# Start of Dataset extract
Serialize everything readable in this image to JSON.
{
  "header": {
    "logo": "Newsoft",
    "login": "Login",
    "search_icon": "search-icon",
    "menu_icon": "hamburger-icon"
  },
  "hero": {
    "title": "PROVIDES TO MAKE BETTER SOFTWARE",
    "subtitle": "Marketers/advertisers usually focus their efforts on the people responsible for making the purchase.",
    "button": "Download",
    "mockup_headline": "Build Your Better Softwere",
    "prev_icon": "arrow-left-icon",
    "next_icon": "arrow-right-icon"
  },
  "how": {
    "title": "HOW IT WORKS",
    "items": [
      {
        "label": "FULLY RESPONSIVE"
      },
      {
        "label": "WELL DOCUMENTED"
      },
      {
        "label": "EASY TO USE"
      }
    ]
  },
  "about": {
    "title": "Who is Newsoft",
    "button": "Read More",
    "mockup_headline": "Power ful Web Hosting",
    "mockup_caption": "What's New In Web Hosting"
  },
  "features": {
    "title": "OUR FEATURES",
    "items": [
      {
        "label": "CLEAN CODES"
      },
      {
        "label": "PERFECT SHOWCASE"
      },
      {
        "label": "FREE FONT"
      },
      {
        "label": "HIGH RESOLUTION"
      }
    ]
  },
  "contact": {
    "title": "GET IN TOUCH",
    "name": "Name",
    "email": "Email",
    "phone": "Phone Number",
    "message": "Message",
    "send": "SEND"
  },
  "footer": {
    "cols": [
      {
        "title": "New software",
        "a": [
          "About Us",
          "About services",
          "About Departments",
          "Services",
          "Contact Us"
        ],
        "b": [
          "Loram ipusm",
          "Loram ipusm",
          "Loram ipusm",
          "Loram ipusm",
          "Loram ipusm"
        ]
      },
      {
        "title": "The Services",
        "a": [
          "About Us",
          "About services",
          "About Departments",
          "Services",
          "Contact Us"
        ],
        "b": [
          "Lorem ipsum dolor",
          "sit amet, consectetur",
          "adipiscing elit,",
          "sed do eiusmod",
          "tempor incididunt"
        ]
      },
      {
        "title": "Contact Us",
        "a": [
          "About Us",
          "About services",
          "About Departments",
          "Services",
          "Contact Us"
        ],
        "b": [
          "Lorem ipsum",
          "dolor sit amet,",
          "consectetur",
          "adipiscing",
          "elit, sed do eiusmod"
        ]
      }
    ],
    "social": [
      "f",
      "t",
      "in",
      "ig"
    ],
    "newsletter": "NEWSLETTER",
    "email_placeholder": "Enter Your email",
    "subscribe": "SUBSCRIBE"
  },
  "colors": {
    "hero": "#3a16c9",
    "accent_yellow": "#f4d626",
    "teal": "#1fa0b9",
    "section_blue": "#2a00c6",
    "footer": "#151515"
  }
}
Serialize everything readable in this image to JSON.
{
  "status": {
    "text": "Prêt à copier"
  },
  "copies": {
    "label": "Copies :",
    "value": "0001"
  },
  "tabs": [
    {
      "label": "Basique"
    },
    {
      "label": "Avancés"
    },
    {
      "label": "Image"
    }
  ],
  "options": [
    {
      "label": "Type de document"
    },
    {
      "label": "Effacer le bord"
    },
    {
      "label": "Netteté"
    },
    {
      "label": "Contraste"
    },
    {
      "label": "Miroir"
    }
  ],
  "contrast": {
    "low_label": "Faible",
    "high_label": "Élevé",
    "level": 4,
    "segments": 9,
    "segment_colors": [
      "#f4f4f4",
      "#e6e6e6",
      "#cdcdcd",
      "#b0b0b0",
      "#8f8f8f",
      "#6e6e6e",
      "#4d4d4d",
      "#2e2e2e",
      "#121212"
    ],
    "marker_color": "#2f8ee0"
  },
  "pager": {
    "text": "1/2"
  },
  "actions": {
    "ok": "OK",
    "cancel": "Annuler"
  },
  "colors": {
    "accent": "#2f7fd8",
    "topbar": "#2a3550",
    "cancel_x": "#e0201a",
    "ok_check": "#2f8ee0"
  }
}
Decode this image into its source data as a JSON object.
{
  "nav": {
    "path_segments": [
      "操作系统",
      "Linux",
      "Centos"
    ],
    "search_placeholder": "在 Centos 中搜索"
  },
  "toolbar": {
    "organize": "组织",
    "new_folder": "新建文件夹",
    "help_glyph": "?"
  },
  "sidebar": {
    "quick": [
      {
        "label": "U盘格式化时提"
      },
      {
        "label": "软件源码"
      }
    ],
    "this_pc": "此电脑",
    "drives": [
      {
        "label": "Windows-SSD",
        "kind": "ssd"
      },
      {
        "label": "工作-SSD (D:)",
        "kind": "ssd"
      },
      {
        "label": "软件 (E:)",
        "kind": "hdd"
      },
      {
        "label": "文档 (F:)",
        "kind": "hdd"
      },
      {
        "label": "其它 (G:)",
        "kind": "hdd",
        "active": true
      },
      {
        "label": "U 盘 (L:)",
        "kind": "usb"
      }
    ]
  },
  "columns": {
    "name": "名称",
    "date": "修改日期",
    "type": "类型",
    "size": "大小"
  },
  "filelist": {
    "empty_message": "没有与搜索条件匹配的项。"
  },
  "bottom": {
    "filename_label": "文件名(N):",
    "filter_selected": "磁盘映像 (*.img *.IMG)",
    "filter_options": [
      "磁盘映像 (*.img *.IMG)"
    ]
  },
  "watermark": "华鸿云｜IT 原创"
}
# End of Dataset extract
What is needed: Reproduce the records above exactly.

Correct result:
Serialize everything readable in this image to JSON.
{
  "header": {
    "logo": "Newsoft",
    "login": "Login",
    "search_icon": "search-icon",
    "menu_icon": "hamburger-icon"
  },
  "hero": {
    "title": "PROVIDES TO MAKE BETTER SOFTWARE",
    "subtitle": "Marketers/advertisers usually focus their efforts on the people responsible for making the purchase.",
    "button": "Download",
    "mockup_headline": "Build Your Better Softwere",
    "prev_icon": "arrow-left-icon",
    "next_icon": "arrow-right-icon"
  },
  "how": {
    "title": "HOW IT WORKS",
    "items": [
      {
        "label": "FULLY RESPONSIVE"
      },
      {
        "label": "WELL DOCUMENTED"
      },
      {
        "label": "EASY TO USE"
      }
    ]
  },
  "about": {
    "title": "Who is Newsoft",
    "button": "Read More",
    "mockup_headline": "Power ful Web Hosting",
    "mockup_caption": "What's New In Web Hosting"
  },
  "features": {
    "title": "OUR FEATURES",
    "items": [
      {
        "label": "CLEAN CODES"
      },
      {
        "label": "PERFECT SHOWCASE"
      },
      {
        "label": "FREE FONT"
      },
      {
        "label": "HIGH RESOLUTION"
      }
    ]
  },
  "contact": {
    "title": "GET IN TOUCH",
    "name": "Name",
    "email": "Email",
    "phone": "Phone Number",
    "message": "Message",
    "send": "SEND"
  },
  "footer": {
    "cols": [
      {
        "title": "New software",
        "a": [
          "About Us",
          "About services",
          "About Departments",
          "Services",
          "Contact Us"
        ],
        "b": [
          "Loram ipusm",
          "Loram ipusm",
          "Loram ipusm",
          "Loram ipusm",
          "Loram ipusm"
        ]
      },
      {
        "title": "The Services",
        "a": [
          "About Us",
          "About services",
          "About Departments",
          "Services",
          "Contact Us"
        ],
        "b": [
          "Lorem ipsum dolor",
          "sit amet, consectetur",
          "adipiscing elit,",
          "sed do eiusmod",
          "tempor incididunt"
        ]
      },
      {
        "title": "Contact Us",
        "a": [
          "About Us",
          "About services",
          "About Departments",
          "Services",
          "Contact Us"
        ],
        "b": [
          "Lorem ipsum",
          "dolor sit amet,",
          "consectetur",
          "adipiscing",
          "elit, sed do eiusmod"
        ]
      }
    ],
    "social": [
      "f",
      "t",
      "in",
      "ig"
    ],
    "newsletter": "NEWSLETTER",
    "email_placeholder": "Enter Your email",
    "subscribe": "SUBSCRIBE"
  },
  "colors": {
    "hero": "#3a16c9",
    "accent_yellow": "#f4d626",
    "teal": "#1fa0b9",
    "section_blue": "#2a00c6",
    "footer": "#151515"
  }
}
Serialize everything readable in this image to JSON.
{
  "status": {
    "text": "Prêt à copier"
  },
  "copies": {
    "label": "Copies :",
    "value": "0001"
  },
  "tabs": [
    {
      "label": "Basique"
    },
    {
      "label": "Avancés"
    },
    {
      "label": "Image"
    }
  ],
  "options": [
    {
      "label": "Type de document"
    },
    {
      "label": "Effacer le bord"
    },
    {
      "label": "Netteté"
    },
    {
      "label": "Contraste"
    },
    {
      "label": "Miroir"
    }
  ],
  "contrast": {
    "low_label": "Faible",
    "high_label": "Élevé",
    "level": 4,
    "segments": 9,
    "segment_colors": [
      "#f4f4f4",
      "#e6e6e6",
      "#cdcdcd",
      "#b0b0b0",
      "#8f8f8f",
      "#6e6e6e",
      "#4d4d4d",
      "#2e2e2e",
      "#121212"
    ],
    "marker_color": "#2f8ee0"
  },
  "pager": {
    "text": "1/2"
  },
  "actions": {
    "ok": "OK",
    "cancel": "Annuler"
  },
  "colors": {
    "accent": "#2f7fd8",
    "topbar": "#2a3550",
    "cancel_x": "#e0201a",
    "ok_check": "#2f8ee0"
  }
}
Decode this image into its source data as a JSON object.
{
  "nav": {
    "path_segments": [
      "操作系统",
      "Linux",
      "Centos"
    ],
    "search_placeholder": "在 Centos 中搜索"
  },
  "toolbar": {
    "organize": "组织",
    "new_folder": "新建文件夹",
    "help_glyph": "?"
  },
  "sidebar": {
    "quick": [
      {
        "label": "U盘格式化时提"
      },
      {
        "label": "软件源码"
      }
    ],
    "this_pc": "此电脑",
    "drives": [
      {
        "label": "Windows-SSD",
        "kind": "ssd"
      },
      {
        "label": "工作-SSD (D:)",
        "kind": "ssd"
      },
      {
        "label": "软件 (E:)",
        "kind": "hdd"
      },
      {
        "label": "文档 (F:)",
        "kind": "hdd"
      },
      {
        "label": "其它 (G:)",
        "kind": "hdd",
        "active": true
      },
      {
        "label": "U 盘 (L:)",
        "kind": "usb"
      }
    ]
  },
  "columns": {
    "name": "名称",
    "date": "修改日期",
    "type": "类型",
    "size": "大小"
  },
  "filelist": {
    "empty_message": "没有与搜索条件匹配的项。"
  },
  "bottom": {
    "filename_label": "文件名(N):",
    "filter_selected": "磁盘映像 (*.img *.IMG)",
    "filter_options": [
      "磁盘映像 (*.img *.IMG)"
    ]
  },
  "watermark": "华鸿云｜IT 原创"
}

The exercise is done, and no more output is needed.